▶ **TO BE DONE**: For each line of the data below that holds "size", copy the line.

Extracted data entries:
** Start **
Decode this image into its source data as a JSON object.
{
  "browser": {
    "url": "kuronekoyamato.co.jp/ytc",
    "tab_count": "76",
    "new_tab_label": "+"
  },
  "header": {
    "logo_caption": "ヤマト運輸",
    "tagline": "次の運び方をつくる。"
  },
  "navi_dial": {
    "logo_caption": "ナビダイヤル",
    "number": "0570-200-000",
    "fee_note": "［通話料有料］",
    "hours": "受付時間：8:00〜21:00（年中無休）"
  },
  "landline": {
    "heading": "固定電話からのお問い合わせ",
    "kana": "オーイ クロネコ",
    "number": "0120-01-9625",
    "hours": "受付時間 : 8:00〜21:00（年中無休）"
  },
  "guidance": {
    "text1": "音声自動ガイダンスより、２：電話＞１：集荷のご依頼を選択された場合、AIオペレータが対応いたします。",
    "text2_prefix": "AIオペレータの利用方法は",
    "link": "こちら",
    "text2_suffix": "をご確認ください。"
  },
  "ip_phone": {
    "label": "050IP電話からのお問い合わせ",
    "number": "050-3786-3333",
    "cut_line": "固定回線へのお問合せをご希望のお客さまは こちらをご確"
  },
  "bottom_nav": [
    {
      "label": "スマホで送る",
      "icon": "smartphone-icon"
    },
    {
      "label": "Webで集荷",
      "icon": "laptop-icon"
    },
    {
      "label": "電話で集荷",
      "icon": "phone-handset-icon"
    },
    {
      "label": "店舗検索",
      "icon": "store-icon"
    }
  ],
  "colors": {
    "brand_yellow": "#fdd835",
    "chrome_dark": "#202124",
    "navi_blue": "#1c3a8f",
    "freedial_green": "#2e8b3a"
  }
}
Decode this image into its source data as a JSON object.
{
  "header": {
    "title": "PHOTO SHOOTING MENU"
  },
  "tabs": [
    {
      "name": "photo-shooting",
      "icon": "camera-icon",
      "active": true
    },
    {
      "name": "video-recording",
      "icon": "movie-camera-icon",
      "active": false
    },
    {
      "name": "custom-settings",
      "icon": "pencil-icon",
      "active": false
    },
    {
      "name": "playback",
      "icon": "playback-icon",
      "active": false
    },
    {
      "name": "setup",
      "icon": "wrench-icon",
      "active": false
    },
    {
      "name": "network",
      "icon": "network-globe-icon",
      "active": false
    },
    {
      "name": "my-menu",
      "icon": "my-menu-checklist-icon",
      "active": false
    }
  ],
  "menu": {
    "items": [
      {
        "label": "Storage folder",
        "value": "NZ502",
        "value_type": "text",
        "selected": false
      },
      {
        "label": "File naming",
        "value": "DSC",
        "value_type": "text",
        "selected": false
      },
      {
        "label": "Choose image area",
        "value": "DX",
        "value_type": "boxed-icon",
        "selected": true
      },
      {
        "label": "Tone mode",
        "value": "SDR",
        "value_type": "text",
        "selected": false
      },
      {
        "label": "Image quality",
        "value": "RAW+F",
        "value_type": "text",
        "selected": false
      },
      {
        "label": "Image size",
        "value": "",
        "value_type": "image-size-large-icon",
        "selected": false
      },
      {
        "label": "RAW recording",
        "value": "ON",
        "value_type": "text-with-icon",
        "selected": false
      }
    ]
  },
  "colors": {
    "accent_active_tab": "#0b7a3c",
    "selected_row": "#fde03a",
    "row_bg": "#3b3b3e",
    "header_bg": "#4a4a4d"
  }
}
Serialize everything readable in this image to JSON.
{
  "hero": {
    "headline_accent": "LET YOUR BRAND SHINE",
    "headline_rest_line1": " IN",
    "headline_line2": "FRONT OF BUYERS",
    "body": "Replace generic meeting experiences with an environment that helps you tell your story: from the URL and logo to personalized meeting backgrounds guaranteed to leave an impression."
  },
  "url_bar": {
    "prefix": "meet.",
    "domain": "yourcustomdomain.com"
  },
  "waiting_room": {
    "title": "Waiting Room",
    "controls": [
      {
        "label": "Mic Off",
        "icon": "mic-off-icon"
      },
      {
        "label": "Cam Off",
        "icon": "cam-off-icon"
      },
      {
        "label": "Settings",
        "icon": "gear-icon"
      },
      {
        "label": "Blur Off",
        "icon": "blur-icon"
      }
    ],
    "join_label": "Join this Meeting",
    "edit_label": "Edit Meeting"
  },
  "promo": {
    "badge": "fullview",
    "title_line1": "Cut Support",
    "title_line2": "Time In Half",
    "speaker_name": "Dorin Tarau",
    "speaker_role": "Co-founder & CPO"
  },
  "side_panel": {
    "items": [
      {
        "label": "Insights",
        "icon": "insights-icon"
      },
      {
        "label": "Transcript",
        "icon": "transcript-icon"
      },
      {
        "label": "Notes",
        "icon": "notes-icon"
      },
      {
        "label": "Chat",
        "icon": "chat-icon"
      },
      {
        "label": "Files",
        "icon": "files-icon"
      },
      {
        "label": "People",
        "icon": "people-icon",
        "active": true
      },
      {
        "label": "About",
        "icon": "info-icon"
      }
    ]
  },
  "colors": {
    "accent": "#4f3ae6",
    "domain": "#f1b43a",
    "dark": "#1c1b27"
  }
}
** End **
▶ **THE COMPLETED TASK**:
        "label": "Image size",
        "value_type": "image-size-large-icon",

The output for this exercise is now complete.